◆ **THE TASK**: Set the listing down again in full, word for word, with the pictures left out.

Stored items
+ + + + +
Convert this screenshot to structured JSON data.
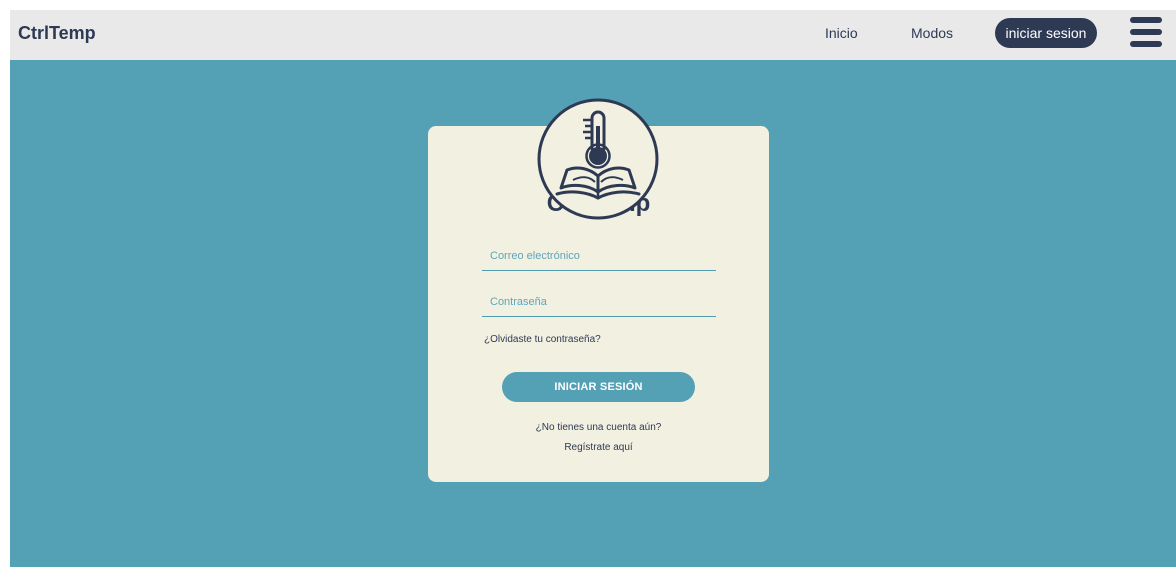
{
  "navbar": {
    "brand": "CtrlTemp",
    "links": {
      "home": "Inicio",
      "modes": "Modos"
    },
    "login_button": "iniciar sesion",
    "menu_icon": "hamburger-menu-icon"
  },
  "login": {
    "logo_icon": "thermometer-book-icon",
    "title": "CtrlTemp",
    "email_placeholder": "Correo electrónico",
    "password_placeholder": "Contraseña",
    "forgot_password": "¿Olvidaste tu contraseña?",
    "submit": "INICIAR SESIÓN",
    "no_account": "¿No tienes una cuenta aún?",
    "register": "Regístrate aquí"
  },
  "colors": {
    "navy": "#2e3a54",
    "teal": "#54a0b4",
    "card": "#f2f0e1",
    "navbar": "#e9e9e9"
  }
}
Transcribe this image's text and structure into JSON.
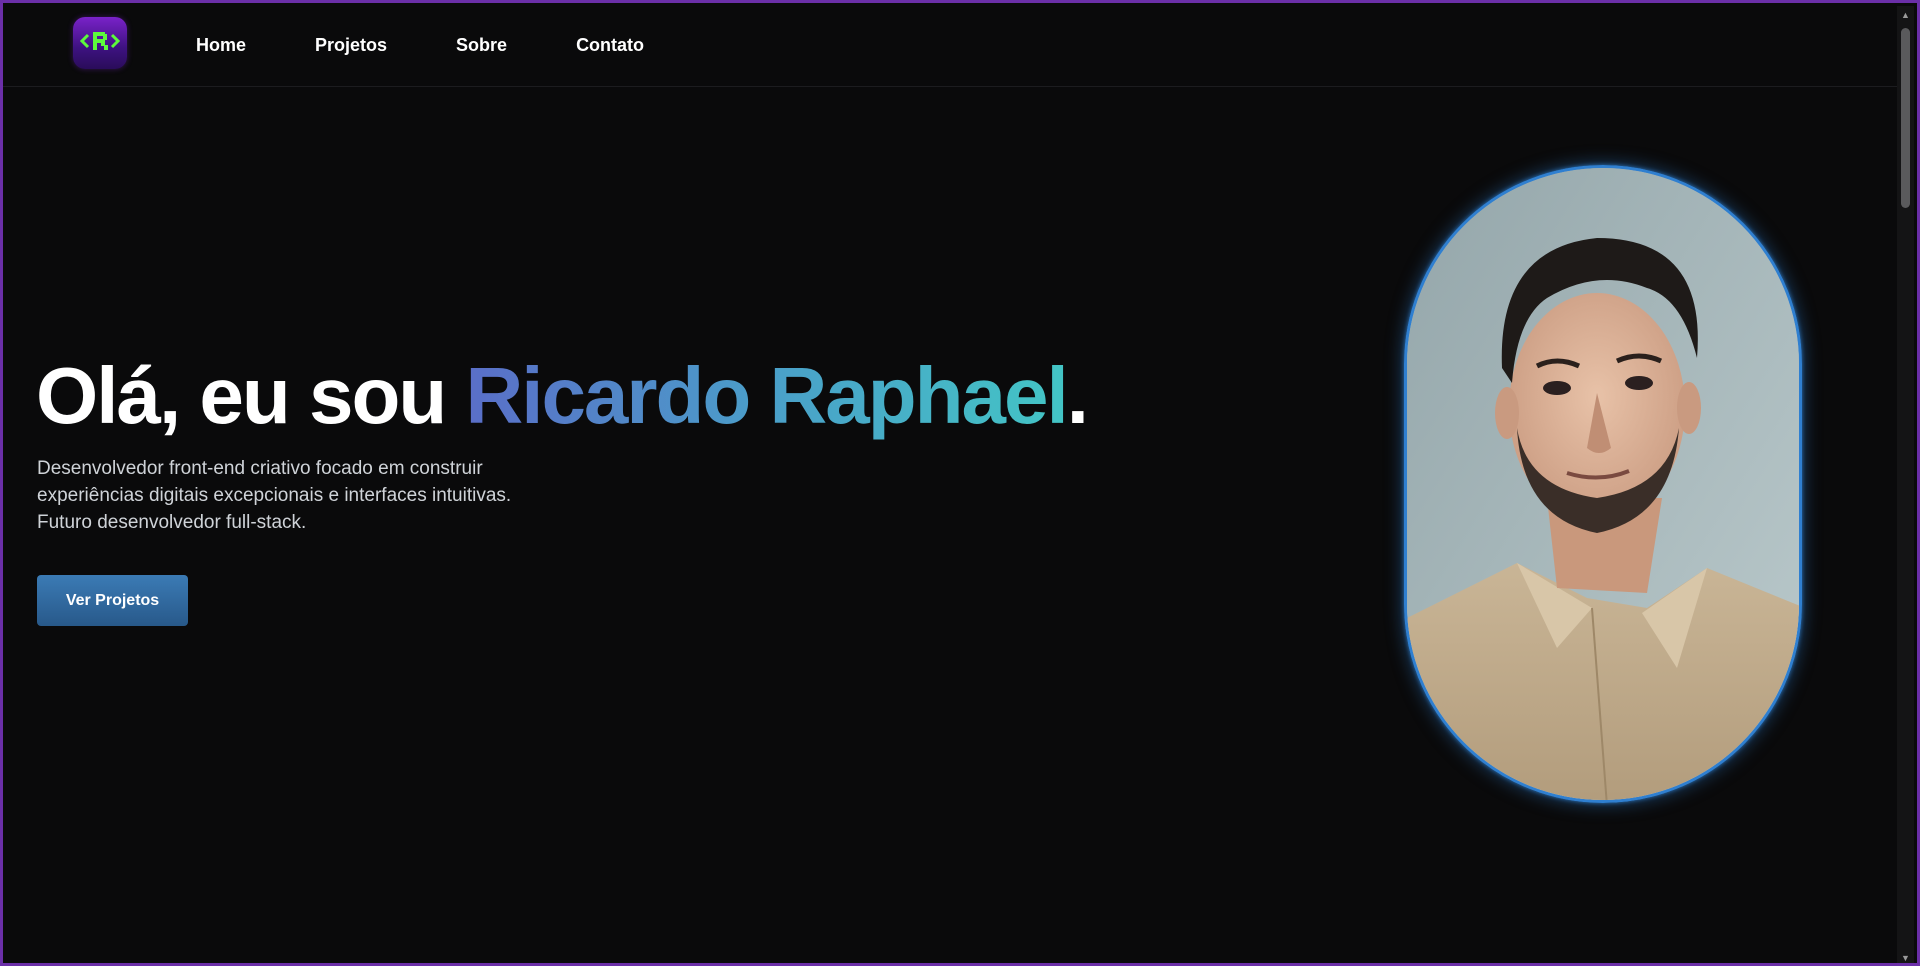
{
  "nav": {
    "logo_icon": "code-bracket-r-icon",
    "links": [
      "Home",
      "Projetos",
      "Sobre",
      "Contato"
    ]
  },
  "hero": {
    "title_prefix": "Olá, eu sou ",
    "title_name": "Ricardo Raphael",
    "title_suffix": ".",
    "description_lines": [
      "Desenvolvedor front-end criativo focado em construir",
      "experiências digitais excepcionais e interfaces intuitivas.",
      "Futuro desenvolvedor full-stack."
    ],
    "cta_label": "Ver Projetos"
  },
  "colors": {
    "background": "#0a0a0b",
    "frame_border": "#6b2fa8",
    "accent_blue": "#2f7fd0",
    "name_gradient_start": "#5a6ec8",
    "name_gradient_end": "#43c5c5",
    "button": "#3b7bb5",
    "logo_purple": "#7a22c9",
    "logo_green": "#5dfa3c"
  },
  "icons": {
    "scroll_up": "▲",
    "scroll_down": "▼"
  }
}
+ + + + +
◆ **WRITTEN ANSWER**:
Convert this screenshot to structured JSON data.
{
  "navbar": {
    "brand": "CtrlTemp",
    "links": {
      "home": "Inicio",
      "modes": "Modos"
    },
    "login_button": "iniciar sesion",
    "menu_icon": "hamburger-menu-icon"
  },
  "login": {
    "logo_icon": "thermometer-book-icon",
    "title": "CtrlTemp",
    "email_placeholder": "Correo electrónico",
    "password_placeholder": "Contraseña",
    "forgot_password": "¿Olvidaste tu contraseña?",
    "submit": "INICIAR SESIÓN",
    "no_account": "¿No tienes una cuenta aún?",
    "register": "Regístrate aquí"
  },
  "colors": {
    "navy": "#2e3a54",
    "teal": "#54a0b4",
    "card": "#f2f0e1",
    "navbar": "#e9e9e9"
  }
}
Transcribe this image's text and structure into JSON.
{
  "nav": {
    "logo_icon": "code-bracket-r-icon",
    "links": [
      "Home",
      "Projetos",
      "Sobre",
      "Contato"
    ]
  },
  "hero": {
    "title_prefix": "Olá, eu sou ",
    "title_name": "Ricardo Raphael",
    "title_suffix": ".",
    "description_lines": [
      "Desenvolvedor front-end criativo focado em construir",
      "experiências digitais excepcionais e interfaces intuitivas.",
      "Futuro desenvolvedor full-stack."
    ],
    "cta_label": "Ver Projetos"
  },
  "colors": {
    "background": "#0a0a0b",
    "frame_border": "#6b2fa8",
    "accent_blue": "#2f7fd0",
    "name_gradient_start": "#5a6ec8",
    "name_gradient_end": "#43c5c5",
    "button": "#3b7bb5",
    "logo_purple": "#7a22c9",
    "logo_green": "#5dfa3c"
  },
  "icons": {
    "scroll_up": "▲",
    "scroll_down": "▼"
  }
}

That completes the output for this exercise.